▶ [Task to complete]
Scan the following material for the string "stress" and copy each line in which it appears.

▶ [Excerpted records]

■ ■ ■ ■

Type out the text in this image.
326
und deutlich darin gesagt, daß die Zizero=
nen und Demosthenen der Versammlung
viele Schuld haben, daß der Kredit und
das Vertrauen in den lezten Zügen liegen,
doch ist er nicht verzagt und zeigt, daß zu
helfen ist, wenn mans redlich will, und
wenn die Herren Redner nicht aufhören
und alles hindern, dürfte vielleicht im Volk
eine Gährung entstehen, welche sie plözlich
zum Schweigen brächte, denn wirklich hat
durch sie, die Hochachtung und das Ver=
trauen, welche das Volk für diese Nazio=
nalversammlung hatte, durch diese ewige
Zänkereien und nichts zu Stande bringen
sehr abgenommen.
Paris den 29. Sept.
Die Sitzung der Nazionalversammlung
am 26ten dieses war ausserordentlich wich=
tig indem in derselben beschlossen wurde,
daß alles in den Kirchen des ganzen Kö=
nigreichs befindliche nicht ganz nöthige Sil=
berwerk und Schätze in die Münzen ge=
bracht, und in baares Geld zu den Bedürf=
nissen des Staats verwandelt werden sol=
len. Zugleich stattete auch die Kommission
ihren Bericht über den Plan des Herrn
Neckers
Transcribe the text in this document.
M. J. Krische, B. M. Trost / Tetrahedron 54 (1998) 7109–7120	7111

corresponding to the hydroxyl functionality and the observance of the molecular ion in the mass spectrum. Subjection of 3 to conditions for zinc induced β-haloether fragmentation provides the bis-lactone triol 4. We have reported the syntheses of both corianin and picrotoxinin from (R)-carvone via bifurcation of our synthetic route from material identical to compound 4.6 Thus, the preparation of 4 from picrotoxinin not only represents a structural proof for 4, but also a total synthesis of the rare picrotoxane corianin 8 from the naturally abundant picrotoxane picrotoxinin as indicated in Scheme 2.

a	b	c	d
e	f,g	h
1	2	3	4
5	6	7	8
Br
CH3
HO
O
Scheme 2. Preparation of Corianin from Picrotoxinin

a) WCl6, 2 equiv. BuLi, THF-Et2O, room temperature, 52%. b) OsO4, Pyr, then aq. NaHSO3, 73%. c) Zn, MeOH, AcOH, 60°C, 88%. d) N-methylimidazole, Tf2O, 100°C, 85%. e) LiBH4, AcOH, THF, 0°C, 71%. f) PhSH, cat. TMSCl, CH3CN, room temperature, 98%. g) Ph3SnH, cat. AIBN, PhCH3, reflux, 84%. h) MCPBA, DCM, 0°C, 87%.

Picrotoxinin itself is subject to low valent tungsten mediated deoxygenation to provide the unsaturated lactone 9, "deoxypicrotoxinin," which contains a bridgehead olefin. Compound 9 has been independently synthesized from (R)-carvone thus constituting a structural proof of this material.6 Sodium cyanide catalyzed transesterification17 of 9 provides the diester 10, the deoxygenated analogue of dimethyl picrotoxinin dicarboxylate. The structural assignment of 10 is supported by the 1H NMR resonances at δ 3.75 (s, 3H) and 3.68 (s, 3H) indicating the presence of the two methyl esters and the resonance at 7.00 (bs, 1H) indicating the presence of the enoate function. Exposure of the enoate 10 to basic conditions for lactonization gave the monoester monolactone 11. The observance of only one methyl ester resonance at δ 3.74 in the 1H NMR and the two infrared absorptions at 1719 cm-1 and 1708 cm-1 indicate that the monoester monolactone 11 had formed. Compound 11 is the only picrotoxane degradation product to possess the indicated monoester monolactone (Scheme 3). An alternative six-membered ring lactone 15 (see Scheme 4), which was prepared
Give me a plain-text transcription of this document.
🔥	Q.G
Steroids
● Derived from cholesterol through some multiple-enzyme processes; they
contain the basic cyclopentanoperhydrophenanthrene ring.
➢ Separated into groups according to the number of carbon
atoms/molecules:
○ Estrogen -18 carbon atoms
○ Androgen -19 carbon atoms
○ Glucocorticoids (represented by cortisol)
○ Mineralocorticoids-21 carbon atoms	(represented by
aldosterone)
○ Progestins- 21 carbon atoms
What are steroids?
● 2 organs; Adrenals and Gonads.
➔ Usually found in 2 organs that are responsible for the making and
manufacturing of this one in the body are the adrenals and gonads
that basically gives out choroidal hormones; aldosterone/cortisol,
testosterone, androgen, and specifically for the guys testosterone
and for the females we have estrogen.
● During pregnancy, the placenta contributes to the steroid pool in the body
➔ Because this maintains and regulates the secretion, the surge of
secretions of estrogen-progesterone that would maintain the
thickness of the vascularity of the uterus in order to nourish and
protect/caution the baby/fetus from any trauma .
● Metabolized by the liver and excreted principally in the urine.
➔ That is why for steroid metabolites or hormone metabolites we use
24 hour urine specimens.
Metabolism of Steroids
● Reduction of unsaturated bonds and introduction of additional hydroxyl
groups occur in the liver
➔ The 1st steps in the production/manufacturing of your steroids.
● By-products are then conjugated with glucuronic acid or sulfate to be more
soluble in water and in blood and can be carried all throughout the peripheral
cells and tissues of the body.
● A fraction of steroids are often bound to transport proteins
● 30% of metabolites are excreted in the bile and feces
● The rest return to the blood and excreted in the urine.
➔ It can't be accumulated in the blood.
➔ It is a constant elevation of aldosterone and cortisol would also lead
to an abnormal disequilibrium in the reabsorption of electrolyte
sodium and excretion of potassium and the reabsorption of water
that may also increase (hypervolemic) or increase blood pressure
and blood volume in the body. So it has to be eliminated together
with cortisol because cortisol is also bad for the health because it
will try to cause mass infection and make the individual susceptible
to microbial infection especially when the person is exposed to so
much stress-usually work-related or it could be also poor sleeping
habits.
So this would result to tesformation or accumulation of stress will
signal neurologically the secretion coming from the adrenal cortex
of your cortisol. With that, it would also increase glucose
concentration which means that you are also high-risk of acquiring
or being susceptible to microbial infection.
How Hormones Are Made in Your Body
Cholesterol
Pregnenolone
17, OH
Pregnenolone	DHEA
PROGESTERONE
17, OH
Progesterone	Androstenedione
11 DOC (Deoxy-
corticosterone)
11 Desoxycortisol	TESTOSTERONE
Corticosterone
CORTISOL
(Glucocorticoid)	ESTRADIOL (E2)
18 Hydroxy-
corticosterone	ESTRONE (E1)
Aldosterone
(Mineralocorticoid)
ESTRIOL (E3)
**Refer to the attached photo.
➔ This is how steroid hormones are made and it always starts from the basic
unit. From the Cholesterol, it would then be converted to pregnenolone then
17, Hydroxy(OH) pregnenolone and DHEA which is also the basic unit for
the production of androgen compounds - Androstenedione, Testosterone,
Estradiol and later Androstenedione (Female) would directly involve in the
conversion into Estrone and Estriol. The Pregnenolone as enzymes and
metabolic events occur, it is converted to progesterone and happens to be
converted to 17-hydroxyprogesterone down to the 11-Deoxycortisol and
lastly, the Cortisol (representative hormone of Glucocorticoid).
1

■ ■ ■ ■

▶ [Task result]
much stress-usually work-related or it could be also poor sleeping
So this would result to tesformation or accumulation of stress will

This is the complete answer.